(A block of data)
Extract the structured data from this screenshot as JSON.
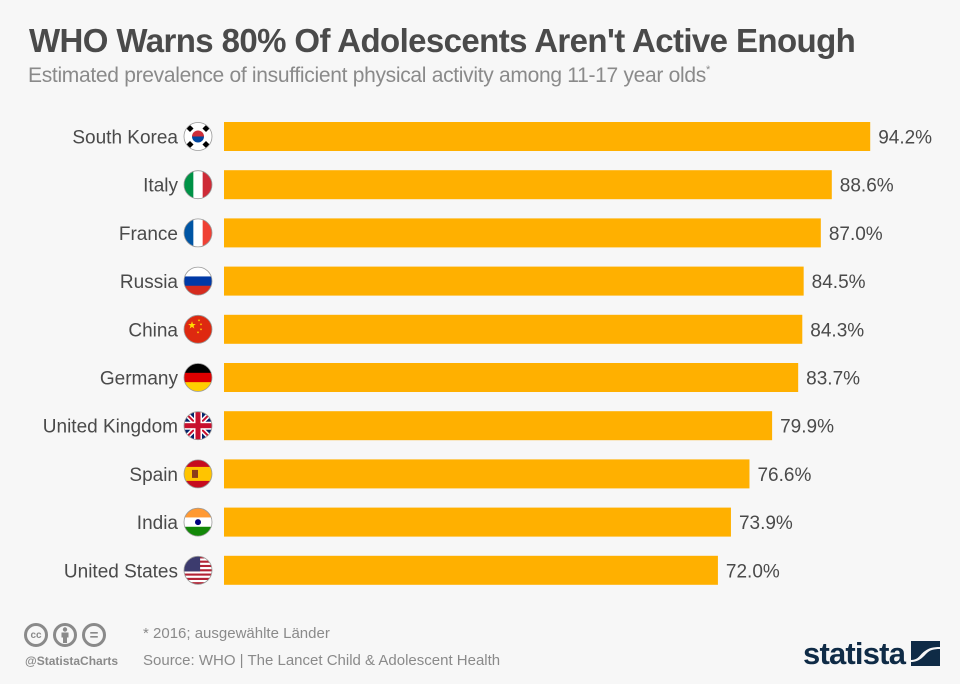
{
  "header": {
    "title": "WHO Warns 80% Of Adolescents Aren't Active Enough",
    "subtitle": "Estimated prevalence of insufficient physical activity among 11-17 year olds",
    "subtitle_marker": "*"
  },
  "colors": {
    "bar": "#ffb000",
    "label_text": "#4a4a4a",
    "muted_text": "#8a8a8a",
    "brand": "#0f2b46",
    "background": "#f7f7f7"
  },
  "chart_data": {
    "type": "bar",
    "orientation": "horizontal",
    "title": "WHO Warns 80% Of Adolescents Aren't Active Enough",
    "subtitle": "Estimated prevalence of insufficient physical activity among 11-17 year olds*",
    "xlabel": "",
    "ylabel": "",
    "unit": "%",
    "xlim": [
      0,
      100
    ],
    "grid": false,
    "categories": [
      "South Korea",
      "Italy",
      "France",
      "Russia",
      "China",
      "Germany",
      "United Kingdom",
      "Spain",
      "India",
      "United States"
    ],
    "values": [
      94.2,
      88.6,
      87.0,
      84.5,
      84.3,
      83.7,
      79.9,
      76.6,
      73.9,
      72.0
    ],
    "data_labels": [
      "94.2%",
      "88.6%",
      "87.0%",
      "84.5%",
      "84.3%",
      "83.7%",
      "79.9%",
      "76.6%",
      "73.9%",
      "72.0%"
    ],
    "flag_icons": [
      "south-korea-flag-icon",
      "italy-flag-icon",
      "france-flag-icon",
      "russia-flag-icon",
      "china-flag-icon",
      "germany-flag-icon",
      "united-kingdom-flag-icon",
      "spain-flag-icon",
      "india-flag-icon",
      "united-states-flag-icon"
    ]
  },
  "footer": {
    "footnote": "* 2016; ausgewählte Länder",
    "source": "Source: WHO | The Lancet Child & Adolescent Health",
    "handle": "@StatistaCharts",
    "cc_icons": [
      "creative-commons-icon",
      "attribution-icon",
      "no-derivatives-icon"
    ],
    "cc_label": "cc",
    "nd_label": "=",
    "brand": "statista"
  }
}
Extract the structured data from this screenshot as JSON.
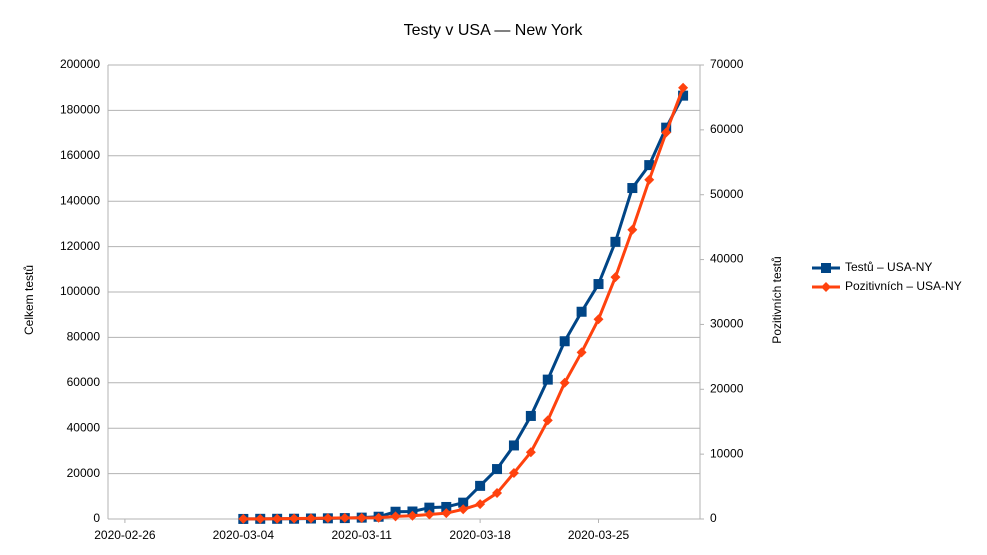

■ Problem to work on
Give the entries again without a single change, but with no pictures.

■ Task solution
Extract the structured data from this screenshot as JSON.
{
  "header": {
    "title": "WHO Warns 80% Of Adolescents Aren't Active Enough",
    "subtitle": "Estimated prevalence of insufficient physical activity among 11-17 year olds",
    "subtitle_marker": "*"
  },
  "colors": {
    "bar": "#ffb000",
    "label_text": "#4a4a4a",
    "muted_text": "#8a8a8a",
    "brand": "#0f2b46",
    "background": "#f7f7f7"
  },
  "chart_data": {
    "type": "bar",
    "orientation": "horizontal",
    "title": "WHO Warns 80% Of Adolescents Aren't Active Enough",
    "subtitle": "Estimated prevalence of insufficient physical activity among 11-17 year olds*",
    "xlabel": "",
    "ylabel": "",
    "unit": "%",
    "xlim": [
      0,
      100
    ],
    "grid": false,
    "categories": [
      "South Korea",
      "Italy",
      "France",
      "Russia",
      "China",
      "Germany",
      "United Kingdom",
      "Spain",
      "India",
      "United States"
    ],
    "values": [
      94.2,
      88.6,
      87.0,
      84.5,
      84.3,
      83.7,
      79.9,
      76.6,
      73.9,
      72.0
    ],
    "data_labels": [
      "94.2%",
      "88.6%",
      "87.0%",
      "84.5%",
      "84.3%",
      "83.7%",
      "79.9%",
      "76.6%",
      "73.9%",
      "72.0%"
    ],
    "flag_icons": [
      "south-korea-flag-icon",
      "italy-flag-icon",
      "france-flag-icon",
      "russia-flag-icon",
      "china-flag-icon",
      "germany-flag-icon",
      "united-kingdom-flag-icon",
      "spain-flag-icon",
      "india-flag-icon",
      "united-states-flag-icon"
    ]
  },
  "footer": {
    "footnote": "* 2016; ausgewählte Länder",
    "source": "Source: WHO | The Lancet Child & Adolescent Health",
    "handle": "@StatistaCharts",
    "cc_icons": [
      "creative-commons-icon",
      "attribution-icon",
      "no-derivatives-icon"
    ],
    "cc_label": "cc",
    "nd_label": "=",
    "brand": "statista"
  }
}
Extract the structured data from this screenshot as JSON.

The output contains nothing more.